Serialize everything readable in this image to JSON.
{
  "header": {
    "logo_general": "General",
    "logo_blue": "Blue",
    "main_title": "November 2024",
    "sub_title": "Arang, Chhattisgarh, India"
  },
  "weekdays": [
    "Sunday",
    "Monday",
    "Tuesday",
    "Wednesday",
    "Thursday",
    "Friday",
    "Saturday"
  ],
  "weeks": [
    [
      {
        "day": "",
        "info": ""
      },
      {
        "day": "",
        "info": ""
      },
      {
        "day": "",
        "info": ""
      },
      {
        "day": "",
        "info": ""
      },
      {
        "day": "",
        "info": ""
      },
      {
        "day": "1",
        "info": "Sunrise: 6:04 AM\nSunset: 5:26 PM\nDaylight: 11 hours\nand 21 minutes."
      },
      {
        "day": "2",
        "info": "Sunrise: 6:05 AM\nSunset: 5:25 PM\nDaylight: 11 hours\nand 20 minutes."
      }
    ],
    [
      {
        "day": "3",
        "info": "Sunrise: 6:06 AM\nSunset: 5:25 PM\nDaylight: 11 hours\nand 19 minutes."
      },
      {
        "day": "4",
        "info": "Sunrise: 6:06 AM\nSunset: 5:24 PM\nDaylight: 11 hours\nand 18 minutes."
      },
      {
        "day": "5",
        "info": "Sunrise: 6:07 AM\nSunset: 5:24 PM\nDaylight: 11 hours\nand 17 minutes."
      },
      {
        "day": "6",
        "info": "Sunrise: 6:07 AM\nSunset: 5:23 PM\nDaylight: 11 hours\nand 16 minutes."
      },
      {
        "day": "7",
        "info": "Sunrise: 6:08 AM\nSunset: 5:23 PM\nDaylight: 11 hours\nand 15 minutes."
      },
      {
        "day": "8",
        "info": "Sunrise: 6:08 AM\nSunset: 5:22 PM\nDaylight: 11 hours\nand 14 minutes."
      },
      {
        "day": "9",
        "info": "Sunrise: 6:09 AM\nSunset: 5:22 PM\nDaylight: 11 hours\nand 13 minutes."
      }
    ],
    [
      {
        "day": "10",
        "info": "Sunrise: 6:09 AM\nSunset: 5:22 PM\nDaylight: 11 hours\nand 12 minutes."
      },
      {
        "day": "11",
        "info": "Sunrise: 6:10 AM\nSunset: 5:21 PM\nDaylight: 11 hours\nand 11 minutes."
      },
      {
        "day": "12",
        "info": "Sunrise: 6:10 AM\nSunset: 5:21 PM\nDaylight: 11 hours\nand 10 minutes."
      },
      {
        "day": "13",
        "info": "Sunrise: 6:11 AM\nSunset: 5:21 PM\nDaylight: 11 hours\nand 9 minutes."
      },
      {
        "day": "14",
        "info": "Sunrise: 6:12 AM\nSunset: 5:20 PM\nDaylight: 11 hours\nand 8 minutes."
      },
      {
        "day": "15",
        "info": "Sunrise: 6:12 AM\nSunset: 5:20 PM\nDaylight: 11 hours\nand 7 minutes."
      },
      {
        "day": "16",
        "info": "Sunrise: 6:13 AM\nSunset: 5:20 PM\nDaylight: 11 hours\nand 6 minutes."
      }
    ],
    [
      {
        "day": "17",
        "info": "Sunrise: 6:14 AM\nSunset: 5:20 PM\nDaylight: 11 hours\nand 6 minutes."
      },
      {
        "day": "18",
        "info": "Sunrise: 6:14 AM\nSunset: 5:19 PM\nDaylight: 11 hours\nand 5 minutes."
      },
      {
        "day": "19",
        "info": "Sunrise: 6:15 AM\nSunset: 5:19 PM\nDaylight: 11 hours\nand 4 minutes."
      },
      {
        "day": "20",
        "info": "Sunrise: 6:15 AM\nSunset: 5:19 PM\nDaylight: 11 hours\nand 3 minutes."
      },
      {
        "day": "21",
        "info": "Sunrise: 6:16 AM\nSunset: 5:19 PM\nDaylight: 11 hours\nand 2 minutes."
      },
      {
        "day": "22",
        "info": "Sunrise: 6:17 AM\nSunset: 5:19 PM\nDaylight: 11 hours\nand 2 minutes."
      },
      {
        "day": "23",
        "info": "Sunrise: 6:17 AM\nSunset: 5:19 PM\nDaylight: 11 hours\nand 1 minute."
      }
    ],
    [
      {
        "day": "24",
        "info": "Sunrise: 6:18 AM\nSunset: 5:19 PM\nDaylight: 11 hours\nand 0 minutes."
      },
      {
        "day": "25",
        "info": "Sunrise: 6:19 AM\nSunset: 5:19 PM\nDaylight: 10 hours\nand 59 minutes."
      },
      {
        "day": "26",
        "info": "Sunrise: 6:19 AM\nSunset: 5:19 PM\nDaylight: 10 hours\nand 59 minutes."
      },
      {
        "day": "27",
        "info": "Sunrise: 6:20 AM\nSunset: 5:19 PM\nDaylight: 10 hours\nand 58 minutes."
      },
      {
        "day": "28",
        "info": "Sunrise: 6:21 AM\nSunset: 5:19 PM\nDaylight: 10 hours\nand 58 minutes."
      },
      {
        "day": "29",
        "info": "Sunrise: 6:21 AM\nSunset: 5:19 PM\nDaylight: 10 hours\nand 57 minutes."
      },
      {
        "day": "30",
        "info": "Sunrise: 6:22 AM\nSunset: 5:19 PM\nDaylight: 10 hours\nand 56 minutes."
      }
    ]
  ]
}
****************************************
Given exercise: Produce an exact copy of the whole listing.

Exercise solution:
Serialize everything readable in this image to JSON.
{
  "header": {
    "logo_general": "General",
    "logo_blue": "Blue",
    "main_title": "November 2024",
    "sub_title": "Arang, Chhattisgarh, India"
  },
  "weekdays": [
    "Sunday",
    "Monday",
    "Tuesday",
    "Wednesday",
    "Thursday",
    "Friday",
    "Saturday"
  ],
  "weeks": [
    [
      {
        "day": "",
        "info": ""
      },
      {
        "day": "",
        "info": ""
      },
      {
        "day": "",
        "info": ""
      },
      {
        "day": "",
        "info": ""
      },
      {
        "day": "",
        "info": ""
      },
      {
        "day": "1",
        "info": "Sunrise: 6:04 AM\nSunset: 5:26 PM\nDaylight: 11 hours\nand 21 minutes."
      },
      {
        "day": "2",
        "info": "Sunrise: 6:05 AM\nSunset: 5:25 PM\nDaylight: 11 hours\nand 20 minutes."
      }
    ],
    [
      {
        "day": "3",
        "info": "Sunrise: 6:06 AM\nSunset: 5:25 PM\nDaylight: 11 hours\nand 19 minutes."
      },
      {
        "day": "4",
        "info": "Sunrise: 6:06 AM\nSunset: 5:24 PM\nDaylight: 11 hours\nand 18 minutes."
      },
      {
        "day": "5",
        "info": "Sunrise: 6:07 AM\nSunset: 5:24 PM\nDaylight: 11 hours\nand 17 minutes."
      },
      {
        "day": "6",
        "info": "Sunrise: 6:07 AM\nSunset: 5:23 PM\nDaylight: 11 hours\nand 16 minutes."
      },
      {
        "day": "7",
        "info": "Sunrise: 6:08 AM\nSunset: 5:23 PM\nDaylight: 11 hours\nand 15 minutes."
      },
      {
        "day": "8",
        "info": "Sunrise: 6:08 AM\nSunset: 5:22 PM\nDaylight: 11 hours\nand 14 minutes."
      },
      {
        "day": "9",
        "info": "Sunrise: 6:09 AM\nSunset: 5:22 PM\nDaylight: 11 hours\nand 13 minutes."
      }
    ],
    [
      {
        "day": "10",
        "info": "Sunrise: 6:09 AM\nSunset: 5:22 PM\nDaylight: 11 hours\nand 12 minutes."
      },
      {
        "day": "11",
        "info": "Sunrise: 6:10 AM\nSunset: 5:21 PM\nDaylight: 11 hours\nand 11 minutes."
      },
      {
        "day": "12",
        "info": "Sunrise: 6:10 AM\nSunset: 5:21 PM\nDaylight: 11 hours\nand 10 minutes."
      },
      {
        "day": "13",
        "info": "Sunrise: 6:11 AM\nSunset: 5:21 PM\nDaylight: 11 hours\nand 9 minutes."
      },
      {
        "day": "14",
        "info": "Sunrise: 6:12 AM\nSunset: 5:20 PM\nDaylight: 11 hours\nand 8 minutes."
      },
      {
        "day": "15",
        "info": "Sunrise: 6:12 AM\nSunset: 5:20 PM\nDaylight: 11 hours\nand 7 minutes."
      },
      {
        "day": "16",
        "info": "Sunrise: 6:13 AM\nSunset: 5:20 PM\nDaylight: 11 hours\nand 6 minutes."
      }
    ],
    [
      {
        "day": "17",
        "info": "Sunrise: 6:14 AM\nSunset: 5:20 PM\nDaylight: 11 hours\nand 6 minutes."
      },
      {
        "day": "18",
        "info": "Sunrise: 6:14 AM\nSunset: 5:19 PM\nDaylight: 11 hours\nand 5 minutes."
      },
      {
        "day": "19",
        "info": "Sunrise: 6:15 AM\nSunset: 5:19 PM\nDaylight: 11 hours\nand 4 minutes."
      },
      {
        "day": "20",
        "info": "Sunrise: 6:15 AM\nSunset: 5:19 PM\nDaylight: 11 hours\nand 3 minutes."
      },
      {
        "day": "21",
        "info": "Sunrise: 6:16 AM\nSunset: 5:19 PM\nDaylight: 11 hours\nand 2 minutes."
      },
      {
        "day": "22",
        "info": "Sunrise: 6:17 AM\nSunset: 5:19 PM\nDaylight: 11 hours\nand 2 minutes."
      },
      {
        "day": "23",
        "info": "Sunrise: 6:17 AM\nSunset: 5:19 PM\nDaylight: 11 hours\nand 1 minute."
      }
    ],
    [
      {
        "day": "24",
        "info": "Sunrise: 6:18 AM\nSunset: 5:19 PM\nDaylight: 11 hours\nand 0 minutes."
      },
      {
        "day": "25",
        "info": "Sunrise: 6:19 AM\nSunset: 5:19 PM\nDaylight: 10 hours\nand 59 minutes."
      },
      {
        "day": "26",
        "info": "Sunrise: 6:19 AM\nSunset: 5:19 PM\nDaylight: 10 hours\nand 59 minutes."
      },
      {
        "day": "27",
        "info": "Sunrise: 6:20 AM\nSunset: 5:19 PM\nDaylight: 10 hours\nand 58 minutes."
      },
      {
        "day": "28",
        "info": "Sunrise: 6:21 AM\nSunset: 5:19 PM\nDaylight: 10 hours\nand 58 minutes."
      },
      {
        "day": "29",
        "info": "Sunrise: 6:21 AM\nSunset: 5:19 PM\nDaylight: 10 hours\nand 57 minutes."
      },
      {
        "day": "30",
        "info": "Sunrise: 6:22 AM\nSunset: 5:19 PM\nDaylight: 10 hours\nand 56 minutes."
      }
    ]
  ]
}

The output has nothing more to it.